*Source data*
>> START

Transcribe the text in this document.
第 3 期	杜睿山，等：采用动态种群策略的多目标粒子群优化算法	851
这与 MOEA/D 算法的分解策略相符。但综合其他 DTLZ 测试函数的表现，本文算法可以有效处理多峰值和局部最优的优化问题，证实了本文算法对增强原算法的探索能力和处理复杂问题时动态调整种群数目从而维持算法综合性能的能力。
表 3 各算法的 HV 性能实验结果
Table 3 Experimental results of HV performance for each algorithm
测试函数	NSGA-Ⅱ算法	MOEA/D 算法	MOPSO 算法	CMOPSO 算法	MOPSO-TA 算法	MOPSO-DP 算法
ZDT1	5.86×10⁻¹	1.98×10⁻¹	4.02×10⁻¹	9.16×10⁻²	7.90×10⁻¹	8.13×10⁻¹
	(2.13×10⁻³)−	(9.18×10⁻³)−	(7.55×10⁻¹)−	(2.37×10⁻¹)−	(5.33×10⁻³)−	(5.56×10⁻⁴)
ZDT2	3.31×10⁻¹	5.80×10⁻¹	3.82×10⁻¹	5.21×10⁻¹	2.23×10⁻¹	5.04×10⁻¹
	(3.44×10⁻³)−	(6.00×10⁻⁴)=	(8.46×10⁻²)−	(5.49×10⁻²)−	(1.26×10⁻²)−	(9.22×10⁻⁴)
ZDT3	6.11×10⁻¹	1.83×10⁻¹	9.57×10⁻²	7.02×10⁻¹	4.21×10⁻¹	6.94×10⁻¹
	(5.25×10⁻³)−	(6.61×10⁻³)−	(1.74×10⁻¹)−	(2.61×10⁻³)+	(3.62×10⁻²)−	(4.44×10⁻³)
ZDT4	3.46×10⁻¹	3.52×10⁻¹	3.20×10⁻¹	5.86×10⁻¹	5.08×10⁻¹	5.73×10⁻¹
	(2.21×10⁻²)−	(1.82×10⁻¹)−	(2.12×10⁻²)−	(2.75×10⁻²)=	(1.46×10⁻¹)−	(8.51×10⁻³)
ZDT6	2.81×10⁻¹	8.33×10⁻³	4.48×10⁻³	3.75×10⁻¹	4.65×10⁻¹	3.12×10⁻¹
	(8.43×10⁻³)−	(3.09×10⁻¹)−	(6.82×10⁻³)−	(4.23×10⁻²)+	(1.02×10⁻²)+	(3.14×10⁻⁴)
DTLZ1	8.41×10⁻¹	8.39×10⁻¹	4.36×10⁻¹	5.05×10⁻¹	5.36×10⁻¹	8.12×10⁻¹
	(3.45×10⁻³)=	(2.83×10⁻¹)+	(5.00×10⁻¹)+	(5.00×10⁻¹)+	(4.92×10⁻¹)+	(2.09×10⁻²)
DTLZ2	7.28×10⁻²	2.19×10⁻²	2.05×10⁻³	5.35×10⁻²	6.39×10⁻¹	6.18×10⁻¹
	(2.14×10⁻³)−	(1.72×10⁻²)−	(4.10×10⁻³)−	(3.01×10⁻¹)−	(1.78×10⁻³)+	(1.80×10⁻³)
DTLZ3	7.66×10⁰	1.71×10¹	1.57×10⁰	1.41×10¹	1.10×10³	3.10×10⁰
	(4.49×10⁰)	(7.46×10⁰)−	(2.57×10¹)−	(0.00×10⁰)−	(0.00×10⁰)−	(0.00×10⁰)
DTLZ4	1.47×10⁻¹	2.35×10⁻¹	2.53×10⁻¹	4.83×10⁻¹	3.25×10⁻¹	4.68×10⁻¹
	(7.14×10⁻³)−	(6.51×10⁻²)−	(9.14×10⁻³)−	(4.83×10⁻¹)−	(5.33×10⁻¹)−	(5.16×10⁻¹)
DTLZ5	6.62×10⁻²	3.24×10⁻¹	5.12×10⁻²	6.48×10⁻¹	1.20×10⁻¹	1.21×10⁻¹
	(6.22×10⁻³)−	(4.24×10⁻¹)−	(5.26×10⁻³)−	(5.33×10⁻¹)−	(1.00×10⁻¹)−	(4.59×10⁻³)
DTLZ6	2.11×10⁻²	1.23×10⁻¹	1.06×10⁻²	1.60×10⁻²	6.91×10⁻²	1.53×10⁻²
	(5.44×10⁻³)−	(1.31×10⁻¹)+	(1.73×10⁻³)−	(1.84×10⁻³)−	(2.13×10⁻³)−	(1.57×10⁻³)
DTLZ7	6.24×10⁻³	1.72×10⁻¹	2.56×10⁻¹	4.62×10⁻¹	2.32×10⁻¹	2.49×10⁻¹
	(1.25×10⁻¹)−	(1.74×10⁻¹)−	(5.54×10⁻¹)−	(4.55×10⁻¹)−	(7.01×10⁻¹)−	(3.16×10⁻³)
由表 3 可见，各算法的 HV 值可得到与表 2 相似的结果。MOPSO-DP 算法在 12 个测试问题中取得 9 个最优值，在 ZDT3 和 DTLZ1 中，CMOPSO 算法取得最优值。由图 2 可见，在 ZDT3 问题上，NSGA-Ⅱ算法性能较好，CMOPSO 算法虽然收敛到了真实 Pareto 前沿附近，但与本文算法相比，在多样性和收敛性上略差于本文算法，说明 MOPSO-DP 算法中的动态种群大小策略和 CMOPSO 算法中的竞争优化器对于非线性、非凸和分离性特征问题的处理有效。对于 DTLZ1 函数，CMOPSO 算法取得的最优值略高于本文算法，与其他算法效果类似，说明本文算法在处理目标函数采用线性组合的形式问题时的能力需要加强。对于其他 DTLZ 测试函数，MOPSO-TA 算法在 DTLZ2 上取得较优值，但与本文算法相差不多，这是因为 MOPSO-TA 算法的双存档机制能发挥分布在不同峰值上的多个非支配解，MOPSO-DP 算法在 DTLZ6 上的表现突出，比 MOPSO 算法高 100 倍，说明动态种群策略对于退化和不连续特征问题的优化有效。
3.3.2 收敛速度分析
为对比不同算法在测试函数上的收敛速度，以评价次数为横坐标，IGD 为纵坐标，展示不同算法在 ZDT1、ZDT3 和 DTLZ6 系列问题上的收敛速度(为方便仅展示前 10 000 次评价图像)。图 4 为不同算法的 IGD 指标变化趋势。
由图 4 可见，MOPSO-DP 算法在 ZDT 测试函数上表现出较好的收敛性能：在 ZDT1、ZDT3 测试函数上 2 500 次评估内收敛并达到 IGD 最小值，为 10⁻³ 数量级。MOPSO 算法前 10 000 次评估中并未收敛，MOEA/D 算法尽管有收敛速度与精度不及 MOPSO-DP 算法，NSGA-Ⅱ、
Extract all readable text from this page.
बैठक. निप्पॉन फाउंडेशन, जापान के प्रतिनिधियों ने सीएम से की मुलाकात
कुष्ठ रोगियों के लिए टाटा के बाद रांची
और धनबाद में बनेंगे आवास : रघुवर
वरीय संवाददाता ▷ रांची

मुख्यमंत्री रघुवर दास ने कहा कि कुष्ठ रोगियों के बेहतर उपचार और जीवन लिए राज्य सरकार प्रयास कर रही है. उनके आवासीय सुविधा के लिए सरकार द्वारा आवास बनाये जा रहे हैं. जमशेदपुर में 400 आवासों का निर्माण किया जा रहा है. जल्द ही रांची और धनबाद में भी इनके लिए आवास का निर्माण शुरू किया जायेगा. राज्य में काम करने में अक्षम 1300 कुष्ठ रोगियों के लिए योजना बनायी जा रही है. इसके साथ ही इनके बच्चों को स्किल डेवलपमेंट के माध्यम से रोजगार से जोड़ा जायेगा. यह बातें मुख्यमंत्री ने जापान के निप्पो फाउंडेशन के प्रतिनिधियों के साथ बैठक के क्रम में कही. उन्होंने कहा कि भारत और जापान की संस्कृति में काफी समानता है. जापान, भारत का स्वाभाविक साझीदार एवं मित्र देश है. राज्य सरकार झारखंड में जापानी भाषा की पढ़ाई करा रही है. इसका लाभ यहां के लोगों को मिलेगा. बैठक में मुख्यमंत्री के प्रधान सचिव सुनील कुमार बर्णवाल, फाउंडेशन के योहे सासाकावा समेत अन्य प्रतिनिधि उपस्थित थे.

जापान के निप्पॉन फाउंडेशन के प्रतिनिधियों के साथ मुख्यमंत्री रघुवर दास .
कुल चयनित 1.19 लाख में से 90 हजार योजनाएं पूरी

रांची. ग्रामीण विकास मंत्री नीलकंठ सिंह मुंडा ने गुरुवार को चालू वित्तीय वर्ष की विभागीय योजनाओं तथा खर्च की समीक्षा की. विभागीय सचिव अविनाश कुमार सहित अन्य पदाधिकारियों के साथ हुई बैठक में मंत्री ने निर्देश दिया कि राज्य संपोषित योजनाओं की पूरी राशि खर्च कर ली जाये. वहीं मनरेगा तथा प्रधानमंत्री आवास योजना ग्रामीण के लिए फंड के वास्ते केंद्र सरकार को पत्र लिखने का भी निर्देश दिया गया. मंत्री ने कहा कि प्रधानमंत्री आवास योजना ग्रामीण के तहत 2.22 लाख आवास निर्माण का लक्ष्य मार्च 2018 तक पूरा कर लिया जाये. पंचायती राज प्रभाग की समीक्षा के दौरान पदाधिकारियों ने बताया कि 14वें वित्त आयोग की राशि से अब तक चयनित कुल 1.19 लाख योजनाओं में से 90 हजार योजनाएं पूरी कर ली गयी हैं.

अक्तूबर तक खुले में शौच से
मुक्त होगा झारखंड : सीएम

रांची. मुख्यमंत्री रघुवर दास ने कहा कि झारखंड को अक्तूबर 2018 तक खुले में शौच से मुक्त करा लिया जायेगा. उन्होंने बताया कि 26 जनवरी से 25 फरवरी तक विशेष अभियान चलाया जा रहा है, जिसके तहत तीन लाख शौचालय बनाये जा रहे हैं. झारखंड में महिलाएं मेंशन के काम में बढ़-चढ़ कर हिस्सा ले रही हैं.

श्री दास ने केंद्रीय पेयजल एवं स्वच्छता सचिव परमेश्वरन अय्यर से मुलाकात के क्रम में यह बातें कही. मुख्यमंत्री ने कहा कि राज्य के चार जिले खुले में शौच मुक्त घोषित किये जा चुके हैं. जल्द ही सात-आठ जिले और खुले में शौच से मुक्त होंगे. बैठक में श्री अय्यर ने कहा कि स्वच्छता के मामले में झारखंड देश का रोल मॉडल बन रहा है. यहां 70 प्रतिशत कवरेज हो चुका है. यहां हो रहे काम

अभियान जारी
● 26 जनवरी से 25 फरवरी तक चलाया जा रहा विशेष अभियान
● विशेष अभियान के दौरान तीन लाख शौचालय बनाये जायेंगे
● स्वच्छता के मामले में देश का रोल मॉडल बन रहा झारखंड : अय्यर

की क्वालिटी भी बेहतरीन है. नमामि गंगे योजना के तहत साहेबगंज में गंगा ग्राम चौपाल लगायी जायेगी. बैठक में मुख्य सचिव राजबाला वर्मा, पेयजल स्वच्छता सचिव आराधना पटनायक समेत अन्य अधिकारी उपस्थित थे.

>> END

*Goal of the exercise*
Search the lines above for the string "this", then show every one that has it.

*Answer to the task*
Transcribe the text in this document.
Extract all readable text from this page.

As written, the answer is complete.